Data records:
════════════════════

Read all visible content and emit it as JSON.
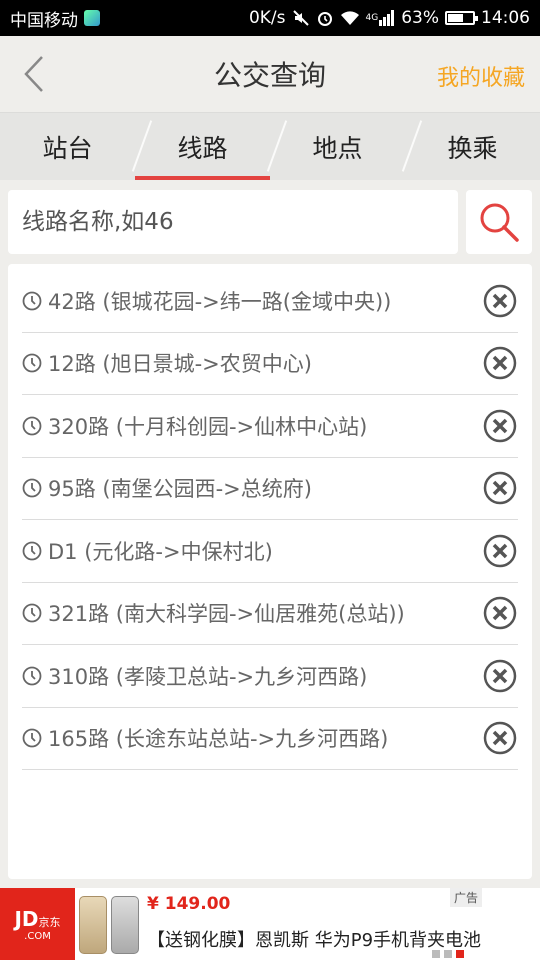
{
  "status": {
    "carrier": "中国移动",
    "net_speed": "0K/s",
    "battery": "63%",
    "battery_fraction": 0.63,
    "time": "14:06",
    "signal_label": "4G"
  },
  "header": {
    "title": "公交查询",
    "favorites": "我的收藏"
  },
  "tabs": [
    {
      "label": "站台",
      "active": false
    },
    {
      "label": "线路",
      "active": true
    },
    {
      "label": "地点",
      "active": false
    },
    {
      "label": "换乘",
      "active": false
    }
  ],
  "search": {
    "placeholder": "线路名称,如46"
  },
  "history": [
    "42路 (银城花园->纬一路(金域中央))",
    "12路 (旭日景城->农贸中心)",
    "320路 (十月科创园->仙林中心站)",
    "95路 (南堡公园西->总统府)",
    "D1 (元化路->中保村北)",
    "321路 (南大科学园->仙居雅苑(总站))",
    "310路 (孝陵卫总站->九乡河西路)",
    "165路 (长途东站总站->九乡河西路)"
  ],
  "ad": {
    "brand_main": "JD",
    "brand_sub": "京东",
    "brand_com": ".COM",
    "price": "¥ 149.00",
    "description": "【送钢化膜】恩凯斯 华为P9手机背夹电池",
    "badge": "广告"
  },
  "colors": {
    "accent": "#e34340",
    "favorites": "#f5a623",
    "jd_red": "#e1251b"
  }
}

════════════════════

Repeat the records word for word. Any picture in them should be left out.

Read all visible content and emit it as JSON.
{
  "status": {
    "carrier": "中国移动",
    "net_speed": "0K/s",
    "battery": "63%",
    "battery_fraction": 0.63,
    "time": "14:06",
    "signal_label": "4G"
  },
  "header": {
    "title": "公交查询",
    "favorites": "我的收藏"
  },
  "tabs": [
    {
      "label": "站台",
      "active": false
    },
    {
      "label": "线路",
      "active": true
    },
    {
      "label": "地点",
      "active": false
    },
    {
      "label": "换乘",
      "active": false
    }
  ],
  "search": {
    "placeholder": "线路名称,如46"
  },
  "history": [
    "42路 (银城花园->纬一路(金域中央))",
    "12路 (旭日景城->农贸中心)",
    "320路 (十月科创园->仙林中心站)",
    "95路 (南堡公园西->总统府)",
    "D1 (元化路->中保村北)",
    "321路 (南大科学园->仙居雅苑(总站))",
    "310路 (孝陵卫总站->九乡河西路)",
    "165路 (长途东站总站->九乡河西路)"
  ],
  "ad": {
    "brand_main": "JD",
    "brand_sub": "京东",
    "brand_com": ".COM",
    "price": "¥ 149.00",
    "description": "【送钢化膜】恩凯斯 华为P9手机背夹电池",
    "badge": "广告"
  },
  "colors": {
    "accent": "#e34340",
    "favorites": "#f5a623",
    "jd_red": "#e1251b"
  }
}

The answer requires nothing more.